### Stated goal 1
For the wedding-invitation discussion, mark each statement yes or no, and quote the words from the text that settle it: (a) The work colleagues seemed bothered at being invited without their partners. (b) The writer who is 30 has been to many weddings in recent years. (c) One girl was expected to travel a couple of hundred miles to a wedding.
### Stated goal 2
Repeat the part of the wedding-invitation discussion between "So she was expected" and "common at all!", inclusive.

### Selected extract
□ □ □ □ □

I was told it it quite common these days. I wouldn't like it if just my husband or just me was invited. But it didn't seem to bother them. Maybe I'm just getting old.0 -
This happened to some work colleagues recently. To be honest I was shocked that they invite one half of a married couple to celebrate a couple getting married.
I was told it it quite common these days. I wouldn't like it if just my husband or just me was invited. But it didn't seem to bother them. Maybe I'm just getting old.
I'm 30 so I've been to a lot of weddings in the past few years and I have never come across this apart from one occasion where all work colleagues were invited without partners but there was a few of us so I think thats fair enough, and one other time where a friend of mine, was invited to a wedding with her boyfriend and her uni friends & their boyfriends, all apart from one girl who apparently the bride deemed her relationship to be not serious/long enough to invite her OH.
So she was expected to travel a couple of hundred miles and stay on her own & sit with a table of couples. It caused huge arguments & very bad feeling. So I don't think this is they common at all!

□ □ □ □ □

(Element region listings)
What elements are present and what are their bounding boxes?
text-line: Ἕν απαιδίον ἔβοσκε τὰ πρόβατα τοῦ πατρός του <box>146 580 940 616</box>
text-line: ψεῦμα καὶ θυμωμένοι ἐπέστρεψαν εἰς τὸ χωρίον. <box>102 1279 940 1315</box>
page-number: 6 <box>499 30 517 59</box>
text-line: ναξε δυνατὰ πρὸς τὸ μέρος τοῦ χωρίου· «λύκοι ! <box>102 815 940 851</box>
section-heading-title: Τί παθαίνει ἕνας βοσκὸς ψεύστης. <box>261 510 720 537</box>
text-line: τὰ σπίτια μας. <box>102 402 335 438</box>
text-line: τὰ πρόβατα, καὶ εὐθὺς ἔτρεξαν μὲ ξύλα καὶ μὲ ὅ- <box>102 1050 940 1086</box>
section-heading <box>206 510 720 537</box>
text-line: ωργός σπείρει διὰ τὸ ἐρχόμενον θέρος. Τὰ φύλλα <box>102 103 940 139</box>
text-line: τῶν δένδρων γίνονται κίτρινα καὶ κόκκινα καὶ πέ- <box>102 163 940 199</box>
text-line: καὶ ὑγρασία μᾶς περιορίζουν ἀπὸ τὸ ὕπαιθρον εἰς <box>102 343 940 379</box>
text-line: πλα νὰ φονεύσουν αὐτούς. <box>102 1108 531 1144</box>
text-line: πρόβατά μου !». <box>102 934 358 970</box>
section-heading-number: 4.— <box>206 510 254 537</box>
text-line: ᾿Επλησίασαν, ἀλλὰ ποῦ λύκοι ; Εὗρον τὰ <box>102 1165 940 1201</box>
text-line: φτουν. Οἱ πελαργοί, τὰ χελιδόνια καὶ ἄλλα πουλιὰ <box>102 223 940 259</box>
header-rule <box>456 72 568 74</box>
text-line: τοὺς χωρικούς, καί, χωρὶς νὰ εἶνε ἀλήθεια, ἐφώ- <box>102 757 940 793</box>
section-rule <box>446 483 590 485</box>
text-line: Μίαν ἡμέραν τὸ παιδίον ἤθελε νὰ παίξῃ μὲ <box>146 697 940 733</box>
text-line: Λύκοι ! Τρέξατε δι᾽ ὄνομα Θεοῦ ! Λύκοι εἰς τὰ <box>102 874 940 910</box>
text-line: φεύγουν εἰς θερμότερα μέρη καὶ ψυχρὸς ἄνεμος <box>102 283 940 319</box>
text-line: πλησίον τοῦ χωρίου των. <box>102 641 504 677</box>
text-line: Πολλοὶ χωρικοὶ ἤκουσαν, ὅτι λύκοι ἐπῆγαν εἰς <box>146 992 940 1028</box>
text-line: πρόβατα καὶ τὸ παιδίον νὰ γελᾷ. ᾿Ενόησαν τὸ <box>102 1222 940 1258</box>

□ □ □ □ □

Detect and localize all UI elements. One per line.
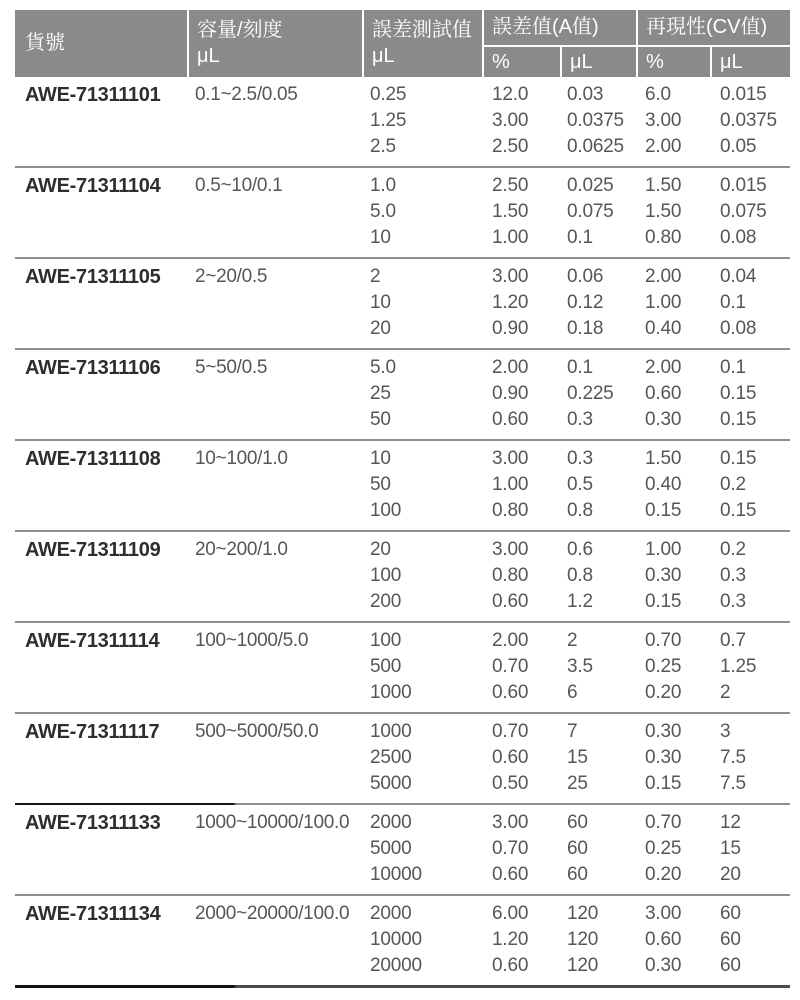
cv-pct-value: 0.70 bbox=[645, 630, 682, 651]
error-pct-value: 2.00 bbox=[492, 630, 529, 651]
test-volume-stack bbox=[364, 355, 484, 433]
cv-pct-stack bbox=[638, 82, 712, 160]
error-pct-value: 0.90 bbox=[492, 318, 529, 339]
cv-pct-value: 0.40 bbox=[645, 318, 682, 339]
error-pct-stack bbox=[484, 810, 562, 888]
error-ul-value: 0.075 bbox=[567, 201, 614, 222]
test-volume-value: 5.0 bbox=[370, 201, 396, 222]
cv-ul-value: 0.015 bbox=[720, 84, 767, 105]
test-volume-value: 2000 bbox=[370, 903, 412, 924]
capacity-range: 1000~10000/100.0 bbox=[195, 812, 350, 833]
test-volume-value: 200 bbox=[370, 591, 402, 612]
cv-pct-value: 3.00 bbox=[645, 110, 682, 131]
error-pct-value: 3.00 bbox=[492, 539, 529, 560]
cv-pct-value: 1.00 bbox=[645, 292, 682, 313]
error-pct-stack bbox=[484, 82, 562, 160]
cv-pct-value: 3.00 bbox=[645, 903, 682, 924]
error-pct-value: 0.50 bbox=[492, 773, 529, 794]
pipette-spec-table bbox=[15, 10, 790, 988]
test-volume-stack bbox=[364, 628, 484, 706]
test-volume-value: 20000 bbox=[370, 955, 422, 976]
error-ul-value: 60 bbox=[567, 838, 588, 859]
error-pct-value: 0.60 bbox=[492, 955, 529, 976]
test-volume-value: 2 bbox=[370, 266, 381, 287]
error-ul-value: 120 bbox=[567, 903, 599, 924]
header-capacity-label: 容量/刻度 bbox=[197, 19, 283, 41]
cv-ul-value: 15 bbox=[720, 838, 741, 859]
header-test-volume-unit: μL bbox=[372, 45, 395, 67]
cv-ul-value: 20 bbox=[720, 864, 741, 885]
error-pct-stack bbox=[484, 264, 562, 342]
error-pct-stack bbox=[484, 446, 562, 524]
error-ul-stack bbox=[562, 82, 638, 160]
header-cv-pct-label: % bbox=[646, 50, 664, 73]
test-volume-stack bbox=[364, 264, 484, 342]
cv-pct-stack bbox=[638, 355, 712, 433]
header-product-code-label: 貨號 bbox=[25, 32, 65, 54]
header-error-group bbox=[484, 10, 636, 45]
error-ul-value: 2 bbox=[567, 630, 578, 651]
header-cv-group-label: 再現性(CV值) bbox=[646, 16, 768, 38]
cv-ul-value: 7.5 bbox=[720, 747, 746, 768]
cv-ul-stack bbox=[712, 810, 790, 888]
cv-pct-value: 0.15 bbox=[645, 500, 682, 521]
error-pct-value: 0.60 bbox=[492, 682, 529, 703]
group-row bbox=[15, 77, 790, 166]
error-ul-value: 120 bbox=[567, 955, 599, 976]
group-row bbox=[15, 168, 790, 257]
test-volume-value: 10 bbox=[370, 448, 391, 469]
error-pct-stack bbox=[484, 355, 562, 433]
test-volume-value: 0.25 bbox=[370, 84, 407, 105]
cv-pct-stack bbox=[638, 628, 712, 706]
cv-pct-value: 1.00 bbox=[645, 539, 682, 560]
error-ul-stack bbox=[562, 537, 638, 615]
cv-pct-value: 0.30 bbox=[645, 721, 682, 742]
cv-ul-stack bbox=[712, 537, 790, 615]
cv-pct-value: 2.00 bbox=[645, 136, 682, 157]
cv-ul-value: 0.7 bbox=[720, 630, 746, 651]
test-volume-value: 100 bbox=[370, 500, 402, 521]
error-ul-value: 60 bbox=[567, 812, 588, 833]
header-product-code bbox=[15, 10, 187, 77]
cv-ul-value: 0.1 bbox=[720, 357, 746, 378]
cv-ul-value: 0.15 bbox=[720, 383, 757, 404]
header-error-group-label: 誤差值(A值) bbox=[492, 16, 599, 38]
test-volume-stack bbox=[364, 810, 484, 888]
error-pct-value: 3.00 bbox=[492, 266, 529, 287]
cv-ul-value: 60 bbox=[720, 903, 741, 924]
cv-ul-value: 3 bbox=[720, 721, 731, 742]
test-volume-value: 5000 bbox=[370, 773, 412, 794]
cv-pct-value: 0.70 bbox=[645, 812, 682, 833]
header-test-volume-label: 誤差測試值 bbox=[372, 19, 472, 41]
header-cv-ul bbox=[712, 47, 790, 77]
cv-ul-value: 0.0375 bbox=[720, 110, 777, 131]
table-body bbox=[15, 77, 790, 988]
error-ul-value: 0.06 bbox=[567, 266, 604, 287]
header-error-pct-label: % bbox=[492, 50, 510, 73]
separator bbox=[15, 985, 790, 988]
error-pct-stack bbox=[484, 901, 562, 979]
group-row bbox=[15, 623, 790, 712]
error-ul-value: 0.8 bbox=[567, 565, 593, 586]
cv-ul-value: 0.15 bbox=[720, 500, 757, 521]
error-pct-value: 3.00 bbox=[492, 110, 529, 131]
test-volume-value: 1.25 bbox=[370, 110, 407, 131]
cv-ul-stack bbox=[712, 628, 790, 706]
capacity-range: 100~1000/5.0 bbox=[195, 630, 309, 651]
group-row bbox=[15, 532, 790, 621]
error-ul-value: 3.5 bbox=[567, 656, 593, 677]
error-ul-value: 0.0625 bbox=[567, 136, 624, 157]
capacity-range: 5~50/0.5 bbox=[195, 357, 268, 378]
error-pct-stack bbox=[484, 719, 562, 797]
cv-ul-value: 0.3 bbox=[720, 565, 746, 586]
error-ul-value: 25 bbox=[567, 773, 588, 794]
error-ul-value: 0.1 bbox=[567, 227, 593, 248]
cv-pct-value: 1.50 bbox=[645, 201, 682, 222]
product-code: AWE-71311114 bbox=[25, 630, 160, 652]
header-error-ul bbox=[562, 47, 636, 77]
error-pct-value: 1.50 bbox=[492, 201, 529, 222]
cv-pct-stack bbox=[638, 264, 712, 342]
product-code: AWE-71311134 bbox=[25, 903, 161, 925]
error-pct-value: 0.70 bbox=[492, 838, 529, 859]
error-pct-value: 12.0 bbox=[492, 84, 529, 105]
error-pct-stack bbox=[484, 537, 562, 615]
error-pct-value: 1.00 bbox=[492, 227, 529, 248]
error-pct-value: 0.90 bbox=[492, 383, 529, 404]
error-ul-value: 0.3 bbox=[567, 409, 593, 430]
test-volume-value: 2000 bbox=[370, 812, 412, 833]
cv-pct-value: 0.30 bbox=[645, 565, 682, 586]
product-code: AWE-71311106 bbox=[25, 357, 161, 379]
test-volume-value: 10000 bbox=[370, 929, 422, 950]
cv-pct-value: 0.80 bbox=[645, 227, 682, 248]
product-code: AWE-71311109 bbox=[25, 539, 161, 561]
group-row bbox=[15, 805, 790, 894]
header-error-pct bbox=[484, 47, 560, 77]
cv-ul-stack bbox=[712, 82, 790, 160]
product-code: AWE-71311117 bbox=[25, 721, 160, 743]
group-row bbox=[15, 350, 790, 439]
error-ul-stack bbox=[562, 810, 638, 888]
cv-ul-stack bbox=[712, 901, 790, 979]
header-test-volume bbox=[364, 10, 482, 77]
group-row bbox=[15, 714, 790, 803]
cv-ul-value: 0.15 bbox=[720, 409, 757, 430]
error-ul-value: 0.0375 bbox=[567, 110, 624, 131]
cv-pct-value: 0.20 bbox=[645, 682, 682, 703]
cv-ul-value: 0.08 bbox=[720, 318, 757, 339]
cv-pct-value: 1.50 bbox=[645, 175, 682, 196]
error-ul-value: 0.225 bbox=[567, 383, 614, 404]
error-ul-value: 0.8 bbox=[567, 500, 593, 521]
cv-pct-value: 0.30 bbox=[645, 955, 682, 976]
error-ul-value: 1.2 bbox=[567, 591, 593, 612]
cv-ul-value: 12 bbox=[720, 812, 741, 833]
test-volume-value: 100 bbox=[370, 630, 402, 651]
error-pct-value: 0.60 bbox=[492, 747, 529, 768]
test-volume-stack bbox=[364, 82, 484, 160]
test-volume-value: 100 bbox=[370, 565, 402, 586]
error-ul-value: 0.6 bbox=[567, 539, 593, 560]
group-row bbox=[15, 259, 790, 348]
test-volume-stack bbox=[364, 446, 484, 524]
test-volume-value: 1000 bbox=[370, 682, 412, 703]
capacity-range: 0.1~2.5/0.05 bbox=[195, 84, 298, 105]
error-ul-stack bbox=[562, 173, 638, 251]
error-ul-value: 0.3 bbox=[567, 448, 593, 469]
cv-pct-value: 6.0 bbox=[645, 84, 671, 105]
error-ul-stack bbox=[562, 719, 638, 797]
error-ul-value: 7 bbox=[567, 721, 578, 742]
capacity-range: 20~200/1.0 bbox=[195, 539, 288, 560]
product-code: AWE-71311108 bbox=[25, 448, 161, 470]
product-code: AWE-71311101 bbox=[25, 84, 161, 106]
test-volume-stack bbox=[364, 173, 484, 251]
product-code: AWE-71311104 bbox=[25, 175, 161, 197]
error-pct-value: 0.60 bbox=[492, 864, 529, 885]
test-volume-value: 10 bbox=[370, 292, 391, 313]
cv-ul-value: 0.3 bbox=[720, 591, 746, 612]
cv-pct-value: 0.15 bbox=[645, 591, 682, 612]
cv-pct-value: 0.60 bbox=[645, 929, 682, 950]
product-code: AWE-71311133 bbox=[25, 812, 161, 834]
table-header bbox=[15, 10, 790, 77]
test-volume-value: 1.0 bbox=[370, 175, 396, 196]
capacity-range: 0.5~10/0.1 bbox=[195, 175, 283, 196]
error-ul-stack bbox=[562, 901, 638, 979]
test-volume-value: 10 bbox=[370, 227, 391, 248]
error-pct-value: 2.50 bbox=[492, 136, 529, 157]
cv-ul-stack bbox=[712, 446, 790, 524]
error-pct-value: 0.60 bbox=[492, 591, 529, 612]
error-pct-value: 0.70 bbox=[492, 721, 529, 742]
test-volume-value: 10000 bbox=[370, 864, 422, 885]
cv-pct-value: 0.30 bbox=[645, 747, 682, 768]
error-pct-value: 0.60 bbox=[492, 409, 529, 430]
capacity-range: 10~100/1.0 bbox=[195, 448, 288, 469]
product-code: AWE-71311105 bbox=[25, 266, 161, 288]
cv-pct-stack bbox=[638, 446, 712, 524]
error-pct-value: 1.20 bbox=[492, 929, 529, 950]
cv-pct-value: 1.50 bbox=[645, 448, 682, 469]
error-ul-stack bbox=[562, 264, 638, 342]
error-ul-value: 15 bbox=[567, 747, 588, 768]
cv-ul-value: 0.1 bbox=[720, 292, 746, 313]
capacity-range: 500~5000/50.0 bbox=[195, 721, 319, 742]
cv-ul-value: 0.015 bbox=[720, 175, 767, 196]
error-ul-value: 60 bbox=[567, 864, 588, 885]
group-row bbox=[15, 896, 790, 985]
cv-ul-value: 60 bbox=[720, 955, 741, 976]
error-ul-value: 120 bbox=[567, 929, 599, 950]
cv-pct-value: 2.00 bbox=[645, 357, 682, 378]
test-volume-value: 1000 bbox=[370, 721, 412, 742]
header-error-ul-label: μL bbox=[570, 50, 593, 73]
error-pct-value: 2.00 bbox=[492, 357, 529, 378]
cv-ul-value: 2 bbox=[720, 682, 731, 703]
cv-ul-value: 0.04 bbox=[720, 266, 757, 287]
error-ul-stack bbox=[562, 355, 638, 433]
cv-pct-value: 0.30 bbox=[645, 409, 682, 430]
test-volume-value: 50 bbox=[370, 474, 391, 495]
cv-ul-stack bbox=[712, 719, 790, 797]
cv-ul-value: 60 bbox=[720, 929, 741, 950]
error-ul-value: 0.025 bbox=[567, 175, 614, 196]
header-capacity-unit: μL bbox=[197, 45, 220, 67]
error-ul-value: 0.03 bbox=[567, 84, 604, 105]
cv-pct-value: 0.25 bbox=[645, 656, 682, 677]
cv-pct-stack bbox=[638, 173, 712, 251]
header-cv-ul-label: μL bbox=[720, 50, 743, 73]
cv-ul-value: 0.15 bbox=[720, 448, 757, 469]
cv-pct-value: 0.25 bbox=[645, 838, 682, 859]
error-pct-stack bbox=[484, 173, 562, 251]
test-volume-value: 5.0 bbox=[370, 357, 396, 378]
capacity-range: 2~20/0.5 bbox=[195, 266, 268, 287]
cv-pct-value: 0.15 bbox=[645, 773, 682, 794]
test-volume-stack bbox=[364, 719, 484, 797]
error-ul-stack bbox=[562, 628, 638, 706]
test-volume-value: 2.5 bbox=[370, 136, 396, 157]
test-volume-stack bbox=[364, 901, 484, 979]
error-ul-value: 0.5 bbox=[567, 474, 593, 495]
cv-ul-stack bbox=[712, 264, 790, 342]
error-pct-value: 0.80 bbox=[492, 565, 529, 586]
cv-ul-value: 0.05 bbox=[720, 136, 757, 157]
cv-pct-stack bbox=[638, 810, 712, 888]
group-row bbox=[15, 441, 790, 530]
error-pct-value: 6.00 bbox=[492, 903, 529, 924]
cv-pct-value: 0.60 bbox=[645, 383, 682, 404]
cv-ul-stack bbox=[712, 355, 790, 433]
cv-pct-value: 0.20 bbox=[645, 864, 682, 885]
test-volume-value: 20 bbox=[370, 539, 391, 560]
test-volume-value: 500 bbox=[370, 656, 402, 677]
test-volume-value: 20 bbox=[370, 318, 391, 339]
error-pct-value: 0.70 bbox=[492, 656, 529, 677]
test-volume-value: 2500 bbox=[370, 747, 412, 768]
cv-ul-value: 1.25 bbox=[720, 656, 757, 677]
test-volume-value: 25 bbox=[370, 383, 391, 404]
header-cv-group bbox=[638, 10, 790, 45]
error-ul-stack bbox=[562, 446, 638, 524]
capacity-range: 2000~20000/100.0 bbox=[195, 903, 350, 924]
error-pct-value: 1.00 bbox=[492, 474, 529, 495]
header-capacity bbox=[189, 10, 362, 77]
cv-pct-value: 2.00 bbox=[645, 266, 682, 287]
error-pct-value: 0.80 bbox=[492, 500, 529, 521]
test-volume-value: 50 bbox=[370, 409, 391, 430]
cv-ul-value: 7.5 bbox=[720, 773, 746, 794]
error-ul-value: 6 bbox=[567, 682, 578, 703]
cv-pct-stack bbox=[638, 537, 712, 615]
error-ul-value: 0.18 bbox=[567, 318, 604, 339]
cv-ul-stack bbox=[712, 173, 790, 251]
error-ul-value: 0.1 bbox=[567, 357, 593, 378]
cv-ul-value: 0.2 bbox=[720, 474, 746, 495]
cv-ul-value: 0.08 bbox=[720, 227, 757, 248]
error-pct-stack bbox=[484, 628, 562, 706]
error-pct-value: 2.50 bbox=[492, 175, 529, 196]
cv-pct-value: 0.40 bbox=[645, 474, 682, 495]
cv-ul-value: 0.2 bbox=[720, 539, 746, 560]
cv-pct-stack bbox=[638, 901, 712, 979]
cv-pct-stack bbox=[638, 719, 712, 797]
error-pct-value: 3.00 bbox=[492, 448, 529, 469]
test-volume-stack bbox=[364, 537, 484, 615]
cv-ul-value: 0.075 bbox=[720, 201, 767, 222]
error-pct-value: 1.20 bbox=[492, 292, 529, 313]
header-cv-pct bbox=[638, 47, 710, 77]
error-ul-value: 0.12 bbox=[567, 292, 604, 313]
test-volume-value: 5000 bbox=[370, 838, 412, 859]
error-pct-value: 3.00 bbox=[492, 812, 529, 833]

□ □ □ □ □

### Task solution 1
(a) No: "But it didn't seem to bother them."
(b) Yes: "I've been to a lot of weddings in the past few years"
(c) Yes: "So she was expected to travel a couple of hundred miles"

### Task solution 2
So she was expected to travel a couple of hundred miles and stay on her own & sit with a table of couples. It caused huge arguments & very bad feeling. So I don't think this is they common at all!